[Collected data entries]

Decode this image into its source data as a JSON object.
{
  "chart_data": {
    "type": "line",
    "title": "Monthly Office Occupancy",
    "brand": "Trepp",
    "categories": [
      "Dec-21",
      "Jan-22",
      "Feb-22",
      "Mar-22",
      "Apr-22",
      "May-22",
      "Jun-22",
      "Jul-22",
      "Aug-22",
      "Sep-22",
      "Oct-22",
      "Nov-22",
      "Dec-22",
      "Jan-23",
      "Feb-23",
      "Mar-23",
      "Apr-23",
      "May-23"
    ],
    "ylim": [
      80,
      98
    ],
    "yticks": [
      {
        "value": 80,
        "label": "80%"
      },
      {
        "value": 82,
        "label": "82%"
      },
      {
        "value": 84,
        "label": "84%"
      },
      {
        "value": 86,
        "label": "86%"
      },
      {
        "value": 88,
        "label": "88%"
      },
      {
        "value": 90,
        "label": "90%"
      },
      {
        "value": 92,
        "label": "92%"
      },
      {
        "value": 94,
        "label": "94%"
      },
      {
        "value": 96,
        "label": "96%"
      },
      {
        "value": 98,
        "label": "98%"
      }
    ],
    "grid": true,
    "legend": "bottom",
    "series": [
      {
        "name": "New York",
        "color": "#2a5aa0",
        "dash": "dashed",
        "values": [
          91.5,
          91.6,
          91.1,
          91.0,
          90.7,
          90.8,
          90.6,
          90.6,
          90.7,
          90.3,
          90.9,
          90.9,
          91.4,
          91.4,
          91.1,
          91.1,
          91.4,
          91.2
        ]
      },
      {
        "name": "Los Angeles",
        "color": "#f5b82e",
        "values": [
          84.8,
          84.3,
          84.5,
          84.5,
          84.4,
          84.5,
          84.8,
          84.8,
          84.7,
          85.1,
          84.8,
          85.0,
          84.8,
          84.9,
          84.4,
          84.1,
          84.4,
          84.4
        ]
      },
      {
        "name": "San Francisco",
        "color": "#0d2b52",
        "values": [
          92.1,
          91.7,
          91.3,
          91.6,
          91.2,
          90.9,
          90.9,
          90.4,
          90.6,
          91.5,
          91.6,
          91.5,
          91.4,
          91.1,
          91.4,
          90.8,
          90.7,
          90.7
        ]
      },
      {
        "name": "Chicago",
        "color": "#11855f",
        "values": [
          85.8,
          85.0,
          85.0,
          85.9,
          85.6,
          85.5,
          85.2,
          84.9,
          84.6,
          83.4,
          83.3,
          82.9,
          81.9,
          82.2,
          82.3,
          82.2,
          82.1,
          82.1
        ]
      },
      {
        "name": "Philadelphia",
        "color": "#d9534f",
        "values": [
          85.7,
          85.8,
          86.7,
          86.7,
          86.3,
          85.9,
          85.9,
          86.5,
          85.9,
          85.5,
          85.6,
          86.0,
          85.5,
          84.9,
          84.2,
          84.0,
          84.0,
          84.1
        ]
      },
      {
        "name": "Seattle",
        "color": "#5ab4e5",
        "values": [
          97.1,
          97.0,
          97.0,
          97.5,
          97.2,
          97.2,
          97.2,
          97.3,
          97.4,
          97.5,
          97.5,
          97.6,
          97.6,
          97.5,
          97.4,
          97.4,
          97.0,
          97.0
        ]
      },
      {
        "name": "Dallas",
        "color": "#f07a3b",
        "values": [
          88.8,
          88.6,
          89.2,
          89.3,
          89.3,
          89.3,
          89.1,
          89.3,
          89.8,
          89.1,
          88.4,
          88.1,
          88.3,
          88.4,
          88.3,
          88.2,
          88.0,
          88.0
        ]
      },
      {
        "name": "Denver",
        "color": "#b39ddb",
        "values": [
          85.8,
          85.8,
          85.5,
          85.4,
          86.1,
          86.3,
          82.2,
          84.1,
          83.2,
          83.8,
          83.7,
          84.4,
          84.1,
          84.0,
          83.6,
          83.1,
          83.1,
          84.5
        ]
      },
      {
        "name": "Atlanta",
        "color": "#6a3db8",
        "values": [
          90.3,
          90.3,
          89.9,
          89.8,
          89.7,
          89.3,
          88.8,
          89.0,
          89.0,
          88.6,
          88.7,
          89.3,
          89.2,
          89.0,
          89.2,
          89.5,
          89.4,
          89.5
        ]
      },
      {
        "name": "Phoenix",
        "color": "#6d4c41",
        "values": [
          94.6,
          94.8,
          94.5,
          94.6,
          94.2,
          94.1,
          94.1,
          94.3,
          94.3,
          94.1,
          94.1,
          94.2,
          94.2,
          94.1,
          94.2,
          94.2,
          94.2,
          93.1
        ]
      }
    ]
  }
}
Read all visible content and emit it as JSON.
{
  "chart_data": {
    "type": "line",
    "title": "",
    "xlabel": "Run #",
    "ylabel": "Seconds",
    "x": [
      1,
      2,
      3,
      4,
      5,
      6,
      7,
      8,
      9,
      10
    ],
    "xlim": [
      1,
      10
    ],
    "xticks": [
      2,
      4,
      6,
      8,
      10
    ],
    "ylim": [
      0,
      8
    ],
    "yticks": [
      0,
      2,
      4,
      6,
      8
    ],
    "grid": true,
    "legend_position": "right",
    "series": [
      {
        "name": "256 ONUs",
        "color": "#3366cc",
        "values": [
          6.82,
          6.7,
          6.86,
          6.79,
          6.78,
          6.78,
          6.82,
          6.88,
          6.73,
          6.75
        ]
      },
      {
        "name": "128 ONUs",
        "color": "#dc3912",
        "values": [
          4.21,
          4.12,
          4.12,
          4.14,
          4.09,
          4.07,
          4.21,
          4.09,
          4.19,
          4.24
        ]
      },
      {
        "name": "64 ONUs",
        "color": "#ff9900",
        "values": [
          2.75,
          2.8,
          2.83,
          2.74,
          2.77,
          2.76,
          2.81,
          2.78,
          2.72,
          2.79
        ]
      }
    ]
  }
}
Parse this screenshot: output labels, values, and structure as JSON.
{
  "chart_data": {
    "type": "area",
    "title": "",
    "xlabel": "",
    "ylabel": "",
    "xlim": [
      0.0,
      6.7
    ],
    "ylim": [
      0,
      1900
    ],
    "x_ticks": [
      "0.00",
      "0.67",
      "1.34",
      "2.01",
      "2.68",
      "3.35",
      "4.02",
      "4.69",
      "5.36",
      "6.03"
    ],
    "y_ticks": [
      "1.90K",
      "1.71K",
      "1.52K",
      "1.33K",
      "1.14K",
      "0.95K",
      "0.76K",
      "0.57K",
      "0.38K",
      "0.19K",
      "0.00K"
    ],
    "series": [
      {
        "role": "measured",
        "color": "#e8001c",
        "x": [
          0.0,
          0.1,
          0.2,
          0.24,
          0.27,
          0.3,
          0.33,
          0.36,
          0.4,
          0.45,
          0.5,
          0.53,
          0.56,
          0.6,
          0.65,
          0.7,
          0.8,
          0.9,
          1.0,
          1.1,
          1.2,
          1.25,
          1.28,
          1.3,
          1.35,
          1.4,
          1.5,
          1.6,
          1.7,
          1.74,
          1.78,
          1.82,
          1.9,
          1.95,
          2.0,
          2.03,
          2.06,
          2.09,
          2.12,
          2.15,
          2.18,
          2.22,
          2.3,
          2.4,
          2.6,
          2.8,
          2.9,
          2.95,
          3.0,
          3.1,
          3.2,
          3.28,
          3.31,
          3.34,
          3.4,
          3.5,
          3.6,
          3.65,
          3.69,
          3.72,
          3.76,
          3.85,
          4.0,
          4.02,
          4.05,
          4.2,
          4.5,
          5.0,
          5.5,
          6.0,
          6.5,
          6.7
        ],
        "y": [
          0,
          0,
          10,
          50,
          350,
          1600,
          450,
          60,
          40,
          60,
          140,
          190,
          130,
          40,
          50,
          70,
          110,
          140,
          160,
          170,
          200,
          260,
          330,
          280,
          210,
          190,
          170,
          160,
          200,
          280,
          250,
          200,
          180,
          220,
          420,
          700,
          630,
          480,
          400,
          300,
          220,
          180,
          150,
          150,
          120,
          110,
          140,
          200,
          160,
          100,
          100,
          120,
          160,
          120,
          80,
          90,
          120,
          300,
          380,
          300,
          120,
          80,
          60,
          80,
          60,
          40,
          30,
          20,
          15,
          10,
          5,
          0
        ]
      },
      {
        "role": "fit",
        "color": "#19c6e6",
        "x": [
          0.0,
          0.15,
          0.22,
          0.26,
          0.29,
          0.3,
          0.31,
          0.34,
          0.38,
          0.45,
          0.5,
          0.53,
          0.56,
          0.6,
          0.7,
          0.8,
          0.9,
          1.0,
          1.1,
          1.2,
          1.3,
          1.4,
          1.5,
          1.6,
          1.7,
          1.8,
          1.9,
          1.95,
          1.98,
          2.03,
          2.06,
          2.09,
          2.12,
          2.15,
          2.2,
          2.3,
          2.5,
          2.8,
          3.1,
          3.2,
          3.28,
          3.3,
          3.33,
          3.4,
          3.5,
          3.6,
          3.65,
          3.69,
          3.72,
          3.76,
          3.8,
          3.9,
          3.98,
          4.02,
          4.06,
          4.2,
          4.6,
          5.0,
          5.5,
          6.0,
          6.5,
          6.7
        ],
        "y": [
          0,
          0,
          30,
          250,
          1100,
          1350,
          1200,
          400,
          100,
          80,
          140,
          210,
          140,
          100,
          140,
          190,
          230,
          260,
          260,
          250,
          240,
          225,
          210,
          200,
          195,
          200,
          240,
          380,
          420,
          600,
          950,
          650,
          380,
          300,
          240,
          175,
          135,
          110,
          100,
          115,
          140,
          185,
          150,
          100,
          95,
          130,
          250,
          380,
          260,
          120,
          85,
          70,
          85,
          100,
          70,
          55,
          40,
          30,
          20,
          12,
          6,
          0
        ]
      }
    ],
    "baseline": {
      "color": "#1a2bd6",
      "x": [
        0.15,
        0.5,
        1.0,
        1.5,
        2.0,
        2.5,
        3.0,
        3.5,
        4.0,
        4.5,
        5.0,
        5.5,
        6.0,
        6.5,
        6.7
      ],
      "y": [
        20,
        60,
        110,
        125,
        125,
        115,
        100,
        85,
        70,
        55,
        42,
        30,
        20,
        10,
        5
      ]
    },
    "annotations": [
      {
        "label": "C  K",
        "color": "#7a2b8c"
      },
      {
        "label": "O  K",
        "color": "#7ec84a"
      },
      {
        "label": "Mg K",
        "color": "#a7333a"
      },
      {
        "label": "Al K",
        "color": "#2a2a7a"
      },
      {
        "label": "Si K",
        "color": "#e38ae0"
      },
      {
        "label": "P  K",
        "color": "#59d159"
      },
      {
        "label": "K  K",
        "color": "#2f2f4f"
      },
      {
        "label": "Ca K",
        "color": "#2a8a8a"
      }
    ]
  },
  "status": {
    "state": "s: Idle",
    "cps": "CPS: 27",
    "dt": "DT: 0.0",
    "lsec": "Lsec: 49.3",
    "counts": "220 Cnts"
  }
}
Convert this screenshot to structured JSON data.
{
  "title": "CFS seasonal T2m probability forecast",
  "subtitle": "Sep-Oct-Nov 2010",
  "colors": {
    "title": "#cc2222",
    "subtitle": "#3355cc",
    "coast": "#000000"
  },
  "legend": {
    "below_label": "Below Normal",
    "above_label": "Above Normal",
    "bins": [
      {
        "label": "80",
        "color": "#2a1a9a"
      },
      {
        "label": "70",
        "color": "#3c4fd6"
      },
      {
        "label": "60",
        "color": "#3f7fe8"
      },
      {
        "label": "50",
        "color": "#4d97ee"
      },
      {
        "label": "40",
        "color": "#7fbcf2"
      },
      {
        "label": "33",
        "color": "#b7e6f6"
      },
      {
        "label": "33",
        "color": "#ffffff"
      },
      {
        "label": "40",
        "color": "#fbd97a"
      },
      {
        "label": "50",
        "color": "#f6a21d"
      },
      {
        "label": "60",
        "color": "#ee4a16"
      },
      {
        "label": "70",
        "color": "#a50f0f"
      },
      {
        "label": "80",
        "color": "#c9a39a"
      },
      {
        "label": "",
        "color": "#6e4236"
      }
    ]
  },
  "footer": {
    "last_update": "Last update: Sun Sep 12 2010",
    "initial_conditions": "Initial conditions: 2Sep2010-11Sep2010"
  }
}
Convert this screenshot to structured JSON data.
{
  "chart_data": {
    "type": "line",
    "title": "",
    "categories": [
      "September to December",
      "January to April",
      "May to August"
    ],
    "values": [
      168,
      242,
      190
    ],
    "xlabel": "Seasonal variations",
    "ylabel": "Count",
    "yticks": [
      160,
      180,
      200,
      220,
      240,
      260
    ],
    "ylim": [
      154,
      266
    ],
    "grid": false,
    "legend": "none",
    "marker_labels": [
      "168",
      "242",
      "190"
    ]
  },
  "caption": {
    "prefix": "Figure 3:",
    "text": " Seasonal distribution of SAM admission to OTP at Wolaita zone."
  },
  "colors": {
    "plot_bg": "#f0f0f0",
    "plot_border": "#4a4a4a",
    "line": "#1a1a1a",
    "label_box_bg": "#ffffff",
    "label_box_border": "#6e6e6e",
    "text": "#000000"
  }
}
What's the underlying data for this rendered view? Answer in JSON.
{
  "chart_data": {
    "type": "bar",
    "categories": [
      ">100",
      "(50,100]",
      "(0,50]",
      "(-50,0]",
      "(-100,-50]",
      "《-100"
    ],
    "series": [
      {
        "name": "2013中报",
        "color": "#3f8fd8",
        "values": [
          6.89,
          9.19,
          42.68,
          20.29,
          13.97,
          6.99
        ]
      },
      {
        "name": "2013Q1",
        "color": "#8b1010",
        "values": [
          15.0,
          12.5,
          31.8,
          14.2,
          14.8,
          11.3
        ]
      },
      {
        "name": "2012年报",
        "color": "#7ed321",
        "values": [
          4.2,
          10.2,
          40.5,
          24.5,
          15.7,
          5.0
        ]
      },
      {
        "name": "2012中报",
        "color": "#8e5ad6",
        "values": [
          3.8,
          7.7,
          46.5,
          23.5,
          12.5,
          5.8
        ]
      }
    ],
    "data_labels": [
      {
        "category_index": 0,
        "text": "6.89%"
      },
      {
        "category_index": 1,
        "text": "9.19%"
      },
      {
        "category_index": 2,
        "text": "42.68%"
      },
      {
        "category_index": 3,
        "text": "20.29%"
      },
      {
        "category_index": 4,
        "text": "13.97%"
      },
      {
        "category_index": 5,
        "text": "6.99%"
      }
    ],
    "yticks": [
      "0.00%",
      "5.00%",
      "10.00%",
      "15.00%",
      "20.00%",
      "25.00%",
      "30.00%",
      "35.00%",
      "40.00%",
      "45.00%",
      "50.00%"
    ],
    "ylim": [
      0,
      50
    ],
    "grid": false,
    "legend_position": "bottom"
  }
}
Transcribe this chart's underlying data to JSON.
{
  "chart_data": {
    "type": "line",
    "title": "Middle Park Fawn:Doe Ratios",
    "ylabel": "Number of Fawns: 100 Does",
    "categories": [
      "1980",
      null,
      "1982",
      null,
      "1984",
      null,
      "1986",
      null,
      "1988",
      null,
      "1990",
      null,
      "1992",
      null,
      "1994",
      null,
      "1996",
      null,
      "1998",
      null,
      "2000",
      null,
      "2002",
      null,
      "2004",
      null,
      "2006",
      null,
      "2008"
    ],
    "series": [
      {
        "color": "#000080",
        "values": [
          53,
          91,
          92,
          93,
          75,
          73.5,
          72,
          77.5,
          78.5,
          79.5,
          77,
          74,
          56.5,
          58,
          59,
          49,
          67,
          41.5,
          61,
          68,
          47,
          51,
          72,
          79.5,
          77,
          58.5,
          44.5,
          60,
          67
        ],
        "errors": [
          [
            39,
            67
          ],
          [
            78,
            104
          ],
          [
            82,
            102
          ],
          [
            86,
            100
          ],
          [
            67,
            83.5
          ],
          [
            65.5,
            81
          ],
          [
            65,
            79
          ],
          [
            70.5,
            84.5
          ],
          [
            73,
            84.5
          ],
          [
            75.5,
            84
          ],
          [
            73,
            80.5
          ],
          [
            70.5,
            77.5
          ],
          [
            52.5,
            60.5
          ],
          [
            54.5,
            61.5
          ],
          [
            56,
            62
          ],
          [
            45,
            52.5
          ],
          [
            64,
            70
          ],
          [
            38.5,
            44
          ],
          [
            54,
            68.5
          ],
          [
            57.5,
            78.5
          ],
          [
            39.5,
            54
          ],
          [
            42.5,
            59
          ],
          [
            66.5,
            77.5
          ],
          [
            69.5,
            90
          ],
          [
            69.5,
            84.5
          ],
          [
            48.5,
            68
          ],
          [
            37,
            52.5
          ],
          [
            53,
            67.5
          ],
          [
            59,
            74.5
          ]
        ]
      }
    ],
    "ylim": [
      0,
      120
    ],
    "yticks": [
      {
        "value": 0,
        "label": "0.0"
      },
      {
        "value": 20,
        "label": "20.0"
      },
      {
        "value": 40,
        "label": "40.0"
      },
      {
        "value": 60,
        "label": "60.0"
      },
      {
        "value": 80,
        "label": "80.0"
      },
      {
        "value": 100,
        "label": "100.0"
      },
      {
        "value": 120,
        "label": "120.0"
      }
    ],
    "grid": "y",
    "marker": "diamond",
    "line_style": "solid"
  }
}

-- Work to be completed --
Say how many lines of the data include the word "Normal". Respond with the number alone.

-- Final answer --
2